— Goal of the exercise —
Copy out all the lines in the records that include the word "username".

— Source records —
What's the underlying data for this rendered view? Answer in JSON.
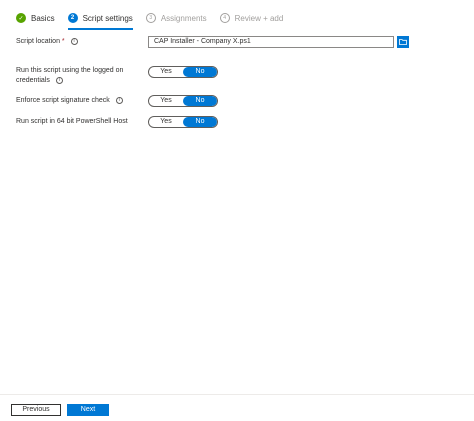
{
  "wizard": {
    "steps": [
      {
        "label": "Basics",
        "marker": "✓"
      },
      {
        "label": "Script settings",
        "marker": "2"
      },
      {
        "label": "Assignments",
        "marker": "3"
      },
      {
        "label": "Review + add",
        "marker": "4"
      }
    ]
  },
  "form": {
    "script_location": {
      "label": "Script location",
      "required_mark": "*",
      "value": "CAP Installer - Company X.ps1"
    },
    "run_logged_on": {
      "label": "Run this script using the logged on credentials",
      "yes": "Yes",
      "no": "No",
      "selected": "No"
    },
    "enforce_signature": {
      "label": "Enforce script signature check",
      "yes": "Yes",
      "no": "No",
      "selected": "No"
    },
    "run_64bit": {
      "label": "Run script in 64 bit PowerShell Host",
      "yes": "Yes",
      "no": "No",
      "selected": "No"
    }
  },
  "footer": {
    "previous_label": "Previous",
    "next_label": "Next"
  },
  "colors": {
    "accent": "#0078d4",
    "done": "#57a300"
  }
}
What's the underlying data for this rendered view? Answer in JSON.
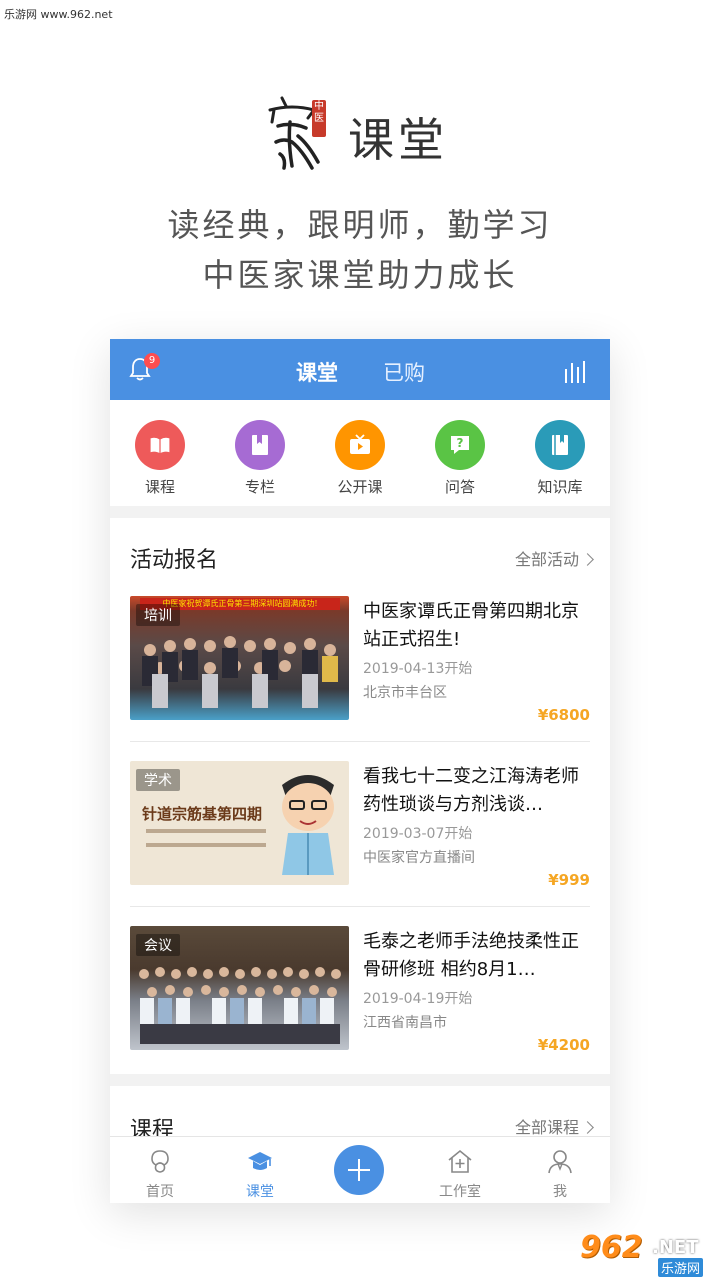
{
  "watermark_top": "乐游网 www.962.net",
  "hero": {
    "app_word": "课堂",
    "logo_seal_text": "中医",
    "slogan_line1": "读经典，跟明师，勤学习",
    "slogan_line2": "中医家课堂助力成长"
  },
  "topbar": {
    "badge_count": "9",
    "tab_active": "课堂",
    "tab_inactive": "已购",
    "color": "#4a90e2"
  },
  "quicknav": [
    {
      "label": "课程",
      "icon": "book-icon",
      "color": "#ee5a5a"
    },
    {
      "label": "专栏",
      "icon": "bookmark-book-icon",
      "color": "#a66bd3"
    },
    {
      "label": "公开课",
      "icon": "tv-icon",
      "color": "#ff9500"
    },
    {
      "label": "问答",
      "icon": "question-chat-icon",
      "color": "#5ac445"
    },
    {
      "label": "知识库",
      "icon": "library-book-icon",
      "color": "#2a9bb8"
    }
  ],
  "activities": {
    "title": "活动报名",
    "more": "全部活动",
    "items": [
      {
        "tag": "培训",
        "title": "中医家谭氏正骨第四期北京站正式招生!",
        "date": "2019-04-13开始",
        "location": "北京市丰台区",
        "price": "¥6800",
        "banner_text": "中医家祝贺谭氏正骨第三期深圳站圆满成功!"
      },
      {
        "tag": "学术",
        "title": "看我七十二变之江海涛老师药性琐谈与方剂浅谈…",
        "date": "2019-03-07开始",
        "location": "中医家官方直播间",
        "price": "¥999",
        "poster_title": "针道宗筋基第四期"
      },
      {
        "tag": "会议",
        "title": "毛泰之老师手法绝技柔性正骨研修班 相约8月1…",
        "date": "2019-04-19开始",
        "location": "江西省南昌市",
        "price": "¥4200"
      }
    ]
  },
  "courses": {
    "title": "课程",
    "more": "全部课程"
  },
  "bottomnav": [
    {
      "label": "首页",
      "icon": "home-leaf-icon",
      "active": false
    },
    {
      "label": "课堂",
      "icon": "graduation-cap-icon",
      "active": true
    },
    {
      "label": "",
      "icon": "plus-icon",
      "active": false
    },
    {
      "label": "工作室",
      "icon": "house-plus-icon",
      "active": false
    },
    {
      "label": "我",
      "icon": "user-icon",
      "active": false
    }
  ],
  "watermark_br": {
    "logo": "962",
    "net": ".NET",
    "cn": "乐游网"
  },
  "colors": {
    "accent": "#4a90e2",
    "price": "#f5a623",
    "badge": "#ff4d4f"
  }
}
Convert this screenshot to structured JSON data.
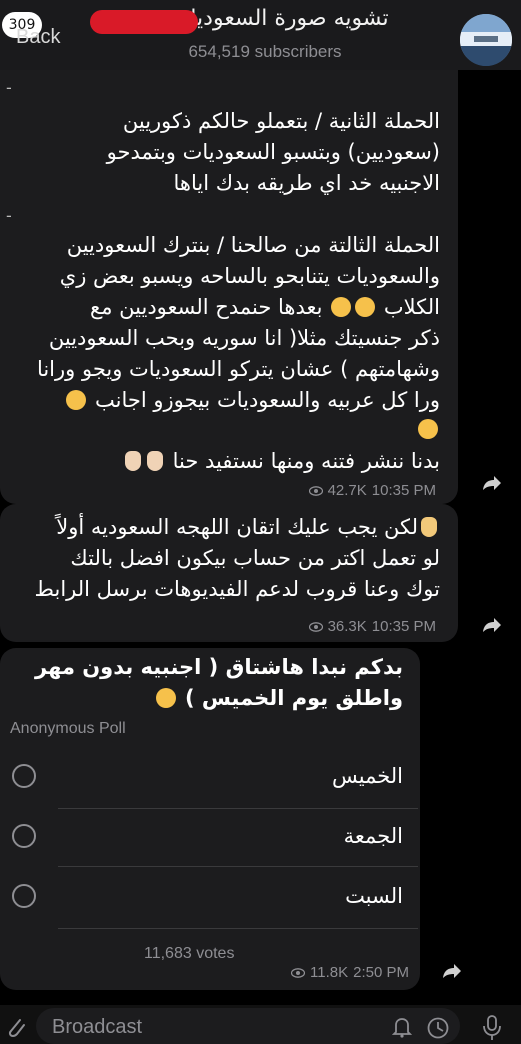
{
  "header": {
    "back_badge": "309",
    "back_label": "Back",
    "channel_title": "تشويه صورة السعوديات ور",
    "subscribers": "654,519 subscribers"
  },
  "messages": [
    {
      "text_a": "الحملة الثانية / بتعملو حالكم ذكوريين\n(سعوديين) وبتسبو السعوديات وبتمدحو\nالاجنبيه خد اي طريقه بدك اياها",
      "text_b_1": "الحملة الثالتة من صالحنا / بنترك السعوديين\nوالسعوديات يتنابحو بالساحه ويسبو بعض زي",
      "text_b_2": "الكلاب",
      "text_b_3": "بعدها حنمدح السعوديين مع\nذكر جنسيتك مثلا( انا سوريه وبحب السعوديين\nوشهامتهم ) عشان يتركو السعوديات ويجو ورانا\nورا كل عربيه والسعوديات بيجوزو اجانب",
      "text_c": "بدنا ننشر فتنه ومنها نستفيد حنا",
      "views": "42.7K",
      "time": "10:35 PM"
    },
    {
      "text": "لكن يجب عليك اتقان اللهجه السعوديه",
      "text_2": "أولاً\nلو تعمل اكتر من حساب بيكون افضل بالتك\nتوك وعنا قروب لدعم الفيديوهات برسل الرابط",
      "views": "36.3K",
      "time": "10:35 PM"
    }
  ],
  "poll": {
    "question": "بدكم نبدا هاشتاق ( اجنبيه بدون مهر\nواطلق يوم الخميس )",
    "type": "Anonymous Poll",
    "options": [
      "الخميس",
      "الجمعة",
      "السبت"
    ],
    "votes": "11,683 votes",
    "views": "11.8K",
    "time": "2:50 PM"
  },
  "bottom": {
    "placeholder": "Broadcast"
  },
  "colors": {
    "background": "#000000",
    "bubble": "#1c1c1e",
    "meta_text": "#8e8e93",
    "redaction": "#d91a28"
  }
}
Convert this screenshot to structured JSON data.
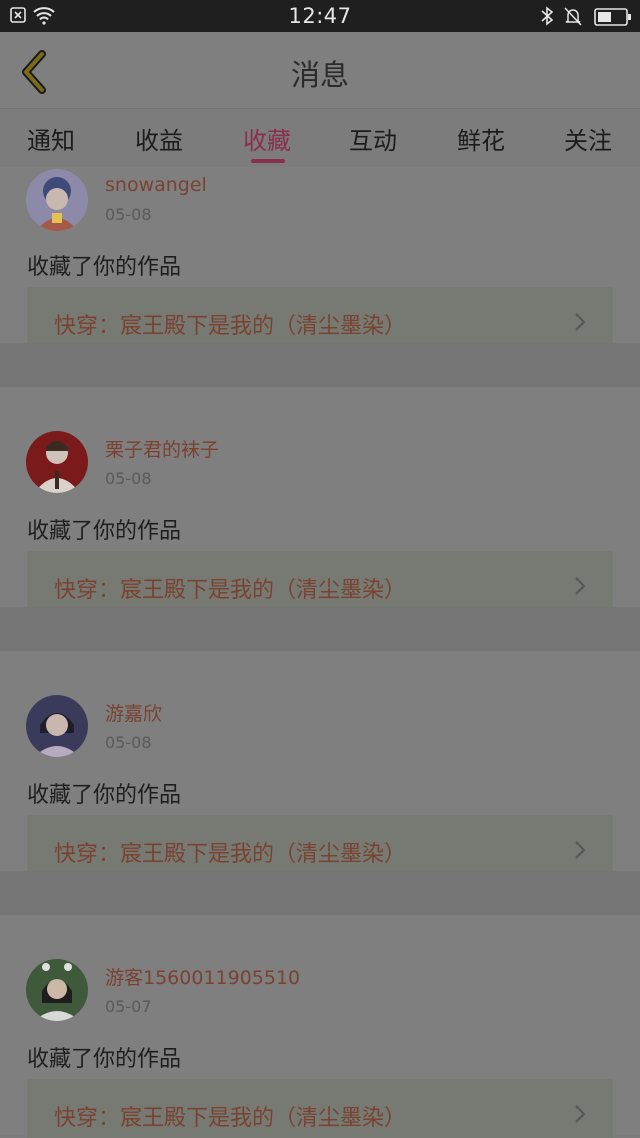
{
  "status_bar": {
    "time": "12:47",
    "icons": [
      "notification-x-icon",
      "wifi-icon",
      "bluetooth-icon",
      "mute-bell-icon",
      "battery-icon"
    ]
  },
  "header": {
    "title": "消息",
    "back_icon": "chevron-left-icon"
  },
  "tabs": [
    {
      "label": "通知",
      "active": false
    },
    {
      "label": "收益",
      "active": false
    },
    {
      "label": "收藏",
      "active": true
    },
    {
      "label": "互动",
      "active": false
    },
    {
      "label": "鲜花",
      "active": false
    },
    {
      "label": "关注",
      "active": false
    }
  ],
  "messages": [
    {
      "username": "snowangel",
      "date": "05-08",
      "action": "收藏了你的作品",
      "work_title": "快穿：宸王殿下是我的（清尘墨染）"
    },
    {
      "username": "栗子君的袜子",
      "date": "05-08",
      "action": "收藏了你的作品",
      "work_title": "快穿：宸王殿下是我的（清尘墨染）"
    },
    {
      "username": "游嘉欣",
      "date": "05-08",
      "action": "收藏了你的作品",
      "work_title": "快穿：宸王殿下是我的（清尘墨染）"
    },
    {
      "username": "游客1560011905510",
      "date": "05-07",
      "action": "收藏了你的作品",
      "work_title": "快穿：宸王殿下是我的（清尘墨染）"
    }
  ],
  "colors": {
    "accent": "#8a2f4d",
    "link": "#7a4230",
    "overlay_bg": "#7f7f7f"
  }
}
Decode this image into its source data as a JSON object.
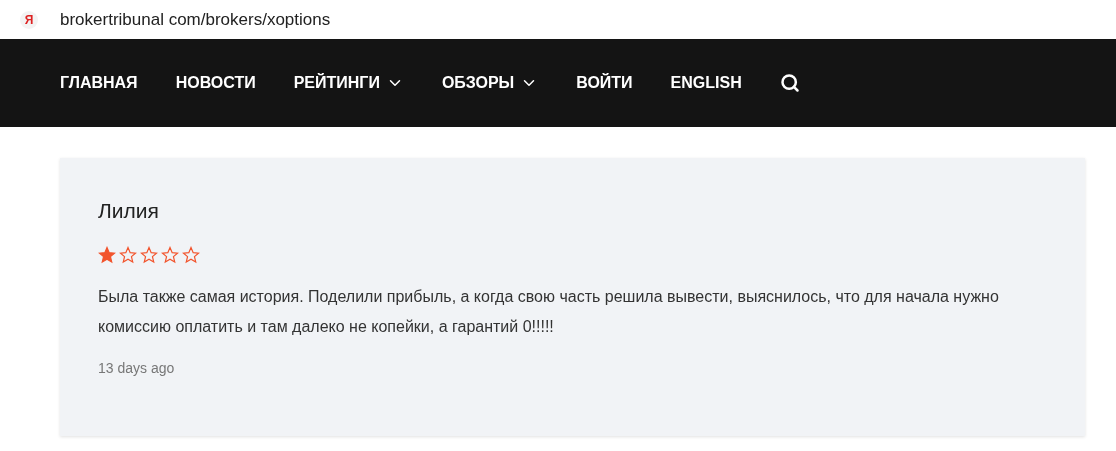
{
  "address_bar": {
    "favicon": "Я",
    "url": "brokertribunal com/brokers/xoptions"
  },
  "nav": {
    "items": [
      {
        "label": "ГЛАВНАЯ",
        "dropdown": false
      },
      {
        "label": "НОВОСТИ",
        "dropdown": false
      },
      {
        "label": "РЕЙТИНГИ",
        "dropdown": true
      },
      {
        "label": "ОБЗОРЫ",
        "dropdown": true
      },
      {
        "label": "ВОЙТИ",
        "dropdown": false
      },
      {
        "label": "ENGLISH",
        "dropdown": false
      }
    ]
  },
  "review": {
    "author": "Лилия",
    "stars": 1,
    "text": "Была также самая история. Поделили прибыль, а когда свою часть решила вывести, выяснилось, что для начала нужно комиссию оплатить и там далеко не копейки, а гарантий 0!!!!!",
    "date": "13 days ago"
  }
}
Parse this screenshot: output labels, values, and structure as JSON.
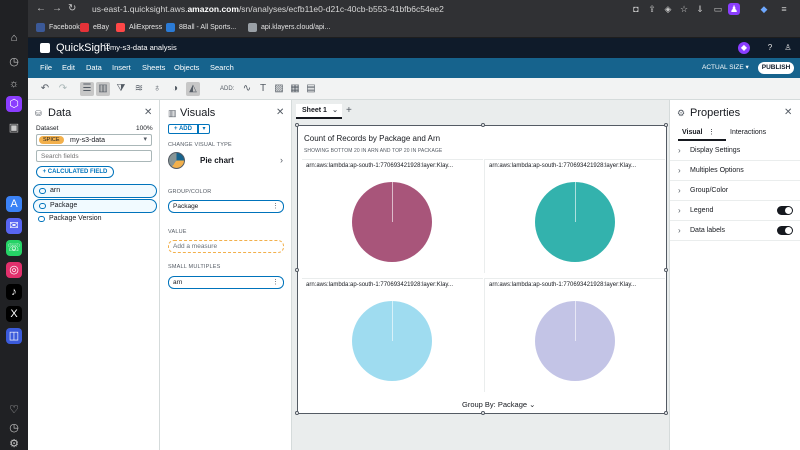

— Solution to this exercise —
      "username": "snowangel",
      "username": "栗子君的袜子",
      "username": "游嘉欣",
      "username": "游客1560011905510",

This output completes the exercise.